• Task data:
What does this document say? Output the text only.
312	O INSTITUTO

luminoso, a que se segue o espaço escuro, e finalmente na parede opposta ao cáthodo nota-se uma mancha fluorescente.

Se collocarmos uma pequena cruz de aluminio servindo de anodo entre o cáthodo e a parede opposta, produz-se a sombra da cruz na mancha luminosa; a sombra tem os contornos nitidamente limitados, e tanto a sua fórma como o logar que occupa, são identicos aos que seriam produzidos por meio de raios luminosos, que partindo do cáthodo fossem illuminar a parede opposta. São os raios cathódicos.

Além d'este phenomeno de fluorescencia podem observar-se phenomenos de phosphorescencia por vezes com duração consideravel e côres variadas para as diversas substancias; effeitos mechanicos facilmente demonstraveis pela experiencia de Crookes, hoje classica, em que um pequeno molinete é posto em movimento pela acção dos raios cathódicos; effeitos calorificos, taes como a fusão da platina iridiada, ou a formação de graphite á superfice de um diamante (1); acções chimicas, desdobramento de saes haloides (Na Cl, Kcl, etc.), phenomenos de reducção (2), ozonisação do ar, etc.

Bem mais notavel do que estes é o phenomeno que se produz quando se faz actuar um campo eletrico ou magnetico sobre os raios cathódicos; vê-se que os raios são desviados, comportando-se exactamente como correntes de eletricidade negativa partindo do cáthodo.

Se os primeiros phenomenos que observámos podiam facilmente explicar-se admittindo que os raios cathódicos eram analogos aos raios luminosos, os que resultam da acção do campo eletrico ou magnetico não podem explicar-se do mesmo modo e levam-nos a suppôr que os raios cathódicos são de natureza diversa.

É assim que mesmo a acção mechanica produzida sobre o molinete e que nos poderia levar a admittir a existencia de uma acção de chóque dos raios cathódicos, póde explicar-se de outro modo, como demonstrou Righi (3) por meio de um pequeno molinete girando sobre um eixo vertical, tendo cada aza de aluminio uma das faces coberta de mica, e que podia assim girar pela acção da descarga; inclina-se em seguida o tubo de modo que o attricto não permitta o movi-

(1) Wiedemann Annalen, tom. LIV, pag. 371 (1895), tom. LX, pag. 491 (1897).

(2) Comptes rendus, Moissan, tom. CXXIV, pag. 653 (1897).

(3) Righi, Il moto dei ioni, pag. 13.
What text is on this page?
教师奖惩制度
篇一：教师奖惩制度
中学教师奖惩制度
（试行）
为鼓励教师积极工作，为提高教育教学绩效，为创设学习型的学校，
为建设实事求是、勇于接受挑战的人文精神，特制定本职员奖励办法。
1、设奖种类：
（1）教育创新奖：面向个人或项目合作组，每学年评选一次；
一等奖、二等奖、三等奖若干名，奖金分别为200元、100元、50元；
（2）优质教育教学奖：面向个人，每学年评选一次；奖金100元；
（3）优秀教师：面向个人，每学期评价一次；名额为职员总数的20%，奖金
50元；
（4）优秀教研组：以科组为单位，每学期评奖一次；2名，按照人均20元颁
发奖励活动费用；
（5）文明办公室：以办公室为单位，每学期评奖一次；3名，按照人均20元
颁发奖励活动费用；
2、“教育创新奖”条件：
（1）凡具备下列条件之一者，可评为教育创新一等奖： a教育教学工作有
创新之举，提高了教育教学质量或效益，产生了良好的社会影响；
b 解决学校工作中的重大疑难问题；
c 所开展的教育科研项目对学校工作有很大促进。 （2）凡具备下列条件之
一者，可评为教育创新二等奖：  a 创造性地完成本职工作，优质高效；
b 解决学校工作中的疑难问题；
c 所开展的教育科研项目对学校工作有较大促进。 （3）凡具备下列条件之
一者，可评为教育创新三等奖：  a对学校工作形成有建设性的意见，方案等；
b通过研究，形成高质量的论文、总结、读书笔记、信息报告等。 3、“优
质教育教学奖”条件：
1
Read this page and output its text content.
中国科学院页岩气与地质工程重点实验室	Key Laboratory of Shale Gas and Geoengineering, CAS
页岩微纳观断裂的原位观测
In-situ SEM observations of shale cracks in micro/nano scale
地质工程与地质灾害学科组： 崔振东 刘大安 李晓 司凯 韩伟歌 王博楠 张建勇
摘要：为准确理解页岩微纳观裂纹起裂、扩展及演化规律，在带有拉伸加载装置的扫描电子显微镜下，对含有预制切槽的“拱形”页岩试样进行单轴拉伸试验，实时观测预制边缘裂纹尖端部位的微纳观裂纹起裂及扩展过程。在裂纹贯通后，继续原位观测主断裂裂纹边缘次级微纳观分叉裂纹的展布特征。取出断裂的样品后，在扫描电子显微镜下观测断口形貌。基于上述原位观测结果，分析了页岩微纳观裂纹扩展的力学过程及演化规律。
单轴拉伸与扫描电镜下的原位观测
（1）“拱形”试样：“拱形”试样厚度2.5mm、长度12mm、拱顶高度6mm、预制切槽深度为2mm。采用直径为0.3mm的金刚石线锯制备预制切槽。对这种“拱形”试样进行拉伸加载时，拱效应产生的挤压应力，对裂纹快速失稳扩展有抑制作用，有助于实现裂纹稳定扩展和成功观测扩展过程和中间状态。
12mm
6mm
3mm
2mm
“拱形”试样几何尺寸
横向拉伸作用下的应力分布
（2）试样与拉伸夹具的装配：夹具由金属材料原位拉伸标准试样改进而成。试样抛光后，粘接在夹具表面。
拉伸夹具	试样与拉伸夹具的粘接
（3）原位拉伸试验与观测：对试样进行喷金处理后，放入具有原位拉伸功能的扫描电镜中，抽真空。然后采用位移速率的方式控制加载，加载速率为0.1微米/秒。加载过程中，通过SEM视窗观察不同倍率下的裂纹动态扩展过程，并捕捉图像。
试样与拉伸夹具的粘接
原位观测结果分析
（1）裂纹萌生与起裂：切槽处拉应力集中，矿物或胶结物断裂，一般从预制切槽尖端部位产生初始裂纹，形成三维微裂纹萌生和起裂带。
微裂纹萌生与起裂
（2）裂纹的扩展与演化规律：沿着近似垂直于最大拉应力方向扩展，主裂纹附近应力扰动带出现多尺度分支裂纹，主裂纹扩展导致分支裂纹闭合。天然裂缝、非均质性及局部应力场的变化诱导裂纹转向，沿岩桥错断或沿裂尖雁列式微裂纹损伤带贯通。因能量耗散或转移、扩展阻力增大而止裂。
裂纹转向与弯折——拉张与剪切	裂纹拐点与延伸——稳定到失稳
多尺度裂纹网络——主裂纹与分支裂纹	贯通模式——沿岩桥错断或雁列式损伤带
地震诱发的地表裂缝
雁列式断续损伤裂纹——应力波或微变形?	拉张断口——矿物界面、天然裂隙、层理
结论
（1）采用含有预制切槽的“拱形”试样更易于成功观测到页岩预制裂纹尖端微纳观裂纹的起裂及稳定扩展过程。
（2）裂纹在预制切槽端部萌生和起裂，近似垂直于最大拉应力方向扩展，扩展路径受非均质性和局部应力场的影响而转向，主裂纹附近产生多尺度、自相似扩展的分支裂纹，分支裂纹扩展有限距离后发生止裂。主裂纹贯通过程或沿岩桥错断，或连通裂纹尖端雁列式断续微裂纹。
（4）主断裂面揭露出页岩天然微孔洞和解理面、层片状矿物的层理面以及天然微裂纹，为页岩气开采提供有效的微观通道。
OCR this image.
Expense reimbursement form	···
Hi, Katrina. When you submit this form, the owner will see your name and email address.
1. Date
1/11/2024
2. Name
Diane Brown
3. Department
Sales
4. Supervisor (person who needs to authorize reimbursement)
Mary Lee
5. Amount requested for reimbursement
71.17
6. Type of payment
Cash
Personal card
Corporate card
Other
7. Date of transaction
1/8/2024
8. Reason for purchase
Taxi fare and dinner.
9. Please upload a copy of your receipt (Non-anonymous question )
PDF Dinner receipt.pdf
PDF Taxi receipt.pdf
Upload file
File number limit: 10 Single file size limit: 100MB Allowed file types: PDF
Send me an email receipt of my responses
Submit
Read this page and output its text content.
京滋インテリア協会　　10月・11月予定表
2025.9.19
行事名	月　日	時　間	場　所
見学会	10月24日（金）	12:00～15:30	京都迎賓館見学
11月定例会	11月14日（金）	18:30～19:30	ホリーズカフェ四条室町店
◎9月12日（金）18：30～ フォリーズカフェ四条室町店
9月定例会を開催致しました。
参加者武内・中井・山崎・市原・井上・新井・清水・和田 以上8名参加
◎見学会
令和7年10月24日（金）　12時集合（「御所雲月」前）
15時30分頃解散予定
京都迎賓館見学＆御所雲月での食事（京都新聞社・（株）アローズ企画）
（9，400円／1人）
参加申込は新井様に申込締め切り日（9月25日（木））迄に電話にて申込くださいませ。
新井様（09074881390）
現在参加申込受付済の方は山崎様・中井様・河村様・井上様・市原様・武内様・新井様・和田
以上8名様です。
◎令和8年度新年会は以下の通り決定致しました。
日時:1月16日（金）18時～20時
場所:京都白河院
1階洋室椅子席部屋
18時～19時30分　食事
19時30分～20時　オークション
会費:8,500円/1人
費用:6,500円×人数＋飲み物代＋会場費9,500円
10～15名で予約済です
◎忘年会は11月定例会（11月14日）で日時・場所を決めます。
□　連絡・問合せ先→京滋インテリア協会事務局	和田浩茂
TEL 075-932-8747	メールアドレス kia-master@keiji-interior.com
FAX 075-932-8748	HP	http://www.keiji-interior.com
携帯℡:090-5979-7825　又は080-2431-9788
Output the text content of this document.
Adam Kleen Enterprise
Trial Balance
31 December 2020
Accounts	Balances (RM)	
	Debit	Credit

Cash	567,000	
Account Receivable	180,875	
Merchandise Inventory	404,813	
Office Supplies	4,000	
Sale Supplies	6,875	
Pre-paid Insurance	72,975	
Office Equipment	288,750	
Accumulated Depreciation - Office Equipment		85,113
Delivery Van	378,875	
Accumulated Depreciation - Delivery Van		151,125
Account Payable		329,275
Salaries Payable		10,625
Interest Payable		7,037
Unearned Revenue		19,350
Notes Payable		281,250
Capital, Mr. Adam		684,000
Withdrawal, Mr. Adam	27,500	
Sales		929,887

• Exercise: Within the listing above, find every line containing the string "Righi" and return it.

• The completed task:
É assim que mesmo a acção mechanica produzida sobre o molinete e que nos poderia levar a admittir a existencia de uma acção de chóque dos raios cathódicos, póde explicar-se de outro modo, como demonstrou Righi (3) por meio de um pequeno molinete girando sobre um eixo vertical, tendo cada aza de aluminio uma das faces coberta de mica, e que podia assim girar pela acção da descarga; inclina-se em seguida o tubo de modo que o attricto não permitta o movi-
(3) Righi, Il moto dei ioni, pag. 13.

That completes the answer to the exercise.